● GIVEN REQUEST 1
According to the furlough scheme passage, what would the monthly cap on recoverable furlough pay be for someone who usually works 3 out of 5 days a week?

● TEXT PASSAGE
▬▬▬
We have been told that the extension reflects new evidence that the economic effects of a lockdown on businesses are longer lasting than the restrictions themselves, and that the March deadline will allow employers time to plan. The hope must be that the increased support which the extended scheme provides will at least postpone redundancies in the short-term; a more positive economic outlook in the New Year combined with the JSS to bridge the gap could even avoid some of these entirely.
Under the extended CJRS, we effectively go back to the version of the scheme which was in place in August 2020 – the government will pay 80% of wages for normal hours not worked, up to £2,500 per month per employee, with employers paying National Insurance contributions and pension contributions in respect of those hours. This will remain the case from 1 November 2020 through to 31 January 2021. The monthly cap of £2,500 is pro-rated for part time staff so if someone usually works 3 out of 5 days a week then the monthly cap on their recoverable furlough pay would be £1,500.
‘Flexible furlough’ continues under the extended CJRS meaning employers will be able to offer furlough on a full-time or part time basis, and this can change from week-to-week (the minimum claim period is 7 consecutive calendar days). One notable difference to the scheme is that neither the employer nor the employee needs to have previously used the CJRS for a claim under the extended CJRS – this will enable employers to furlough employees who were not furloughed the first time around. There is also no longer a maximum number of employees for whom an employer can claim under the scheme.
▬▬▬
● PROVIDED DATA
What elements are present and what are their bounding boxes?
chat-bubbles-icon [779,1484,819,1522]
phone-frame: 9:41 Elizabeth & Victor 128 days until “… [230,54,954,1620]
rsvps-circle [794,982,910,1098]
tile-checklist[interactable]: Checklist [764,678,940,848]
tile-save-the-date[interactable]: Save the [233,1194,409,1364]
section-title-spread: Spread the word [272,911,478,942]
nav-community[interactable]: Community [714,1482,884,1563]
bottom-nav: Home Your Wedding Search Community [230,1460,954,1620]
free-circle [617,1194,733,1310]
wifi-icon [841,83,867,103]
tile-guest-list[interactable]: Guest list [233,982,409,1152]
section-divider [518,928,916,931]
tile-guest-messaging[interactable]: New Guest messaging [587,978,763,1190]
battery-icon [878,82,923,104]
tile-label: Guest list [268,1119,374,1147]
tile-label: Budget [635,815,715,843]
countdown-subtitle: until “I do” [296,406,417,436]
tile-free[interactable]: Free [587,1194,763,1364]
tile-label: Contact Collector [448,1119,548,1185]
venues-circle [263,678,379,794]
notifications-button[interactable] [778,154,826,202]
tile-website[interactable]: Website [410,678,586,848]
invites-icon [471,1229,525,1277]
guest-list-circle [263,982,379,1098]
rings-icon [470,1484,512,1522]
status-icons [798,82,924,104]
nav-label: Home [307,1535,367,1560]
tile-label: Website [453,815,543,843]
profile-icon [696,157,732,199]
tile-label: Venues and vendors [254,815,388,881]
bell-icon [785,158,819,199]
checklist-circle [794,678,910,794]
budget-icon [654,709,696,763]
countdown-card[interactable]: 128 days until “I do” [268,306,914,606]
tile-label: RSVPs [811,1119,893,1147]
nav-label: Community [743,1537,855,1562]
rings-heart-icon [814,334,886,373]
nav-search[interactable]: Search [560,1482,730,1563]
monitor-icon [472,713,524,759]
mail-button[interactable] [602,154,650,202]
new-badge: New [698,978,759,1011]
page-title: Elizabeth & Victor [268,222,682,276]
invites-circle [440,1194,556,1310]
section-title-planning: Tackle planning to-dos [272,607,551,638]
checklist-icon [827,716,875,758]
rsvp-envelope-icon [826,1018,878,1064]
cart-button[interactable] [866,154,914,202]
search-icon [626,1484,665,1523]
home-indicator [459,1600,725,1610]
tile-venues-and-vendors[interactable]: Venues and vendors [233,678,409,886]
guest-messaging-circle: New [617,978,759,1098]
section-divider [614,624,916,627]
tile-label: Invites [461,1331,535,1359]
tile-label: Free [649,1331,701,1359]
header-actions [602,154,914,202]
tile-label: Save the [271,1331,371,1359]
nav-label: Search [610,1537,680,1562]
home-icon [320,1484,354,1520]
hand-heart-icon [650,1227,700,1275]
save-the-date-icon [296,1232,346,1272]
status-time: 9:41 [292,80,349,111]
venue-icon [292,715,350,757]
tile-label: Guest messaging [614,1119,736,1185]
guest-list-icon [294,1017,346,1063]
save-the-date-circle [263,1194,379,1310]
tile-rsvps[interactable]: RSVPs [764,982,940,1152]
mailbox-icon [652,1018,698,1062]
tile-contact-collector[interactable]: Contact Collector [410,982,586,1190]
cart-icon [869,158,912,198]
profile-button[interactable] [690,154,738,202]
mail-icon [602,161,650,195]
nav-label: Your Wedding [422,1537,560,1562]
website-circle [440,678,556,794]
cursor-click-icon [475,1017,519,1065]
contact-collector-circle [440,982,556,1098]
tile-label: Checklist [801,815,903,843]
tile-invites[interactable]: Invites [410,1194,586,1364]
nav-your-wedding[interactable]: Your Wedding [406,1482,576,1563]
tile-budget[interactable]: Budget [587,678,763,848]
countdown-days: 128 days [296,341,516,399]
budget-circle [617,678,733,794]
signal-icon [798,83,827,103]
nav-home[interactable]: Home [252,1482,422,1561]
▬▬▬
● GIVEN REQUEST 2
Copy out the part of the records that opens with their first line and closes with the line containing "tile-checklist[interactable]: Checklist [764,678,940,848]", with both of those lines included.

● CORRECT ANSWER 1
£1,500

● CORRECT ANSWER 2
What elements are present and what are their bounding boxes?
chat-bubbles-icon [779,1484,819,1522]
phone-frame: 9:41 Elizabeth & Victor 128 days until “… [230,54,954,1620]
rsvps-circle [794,982,910,1098]
tile-checklist[interactable]: Checklist [764,678,940,848]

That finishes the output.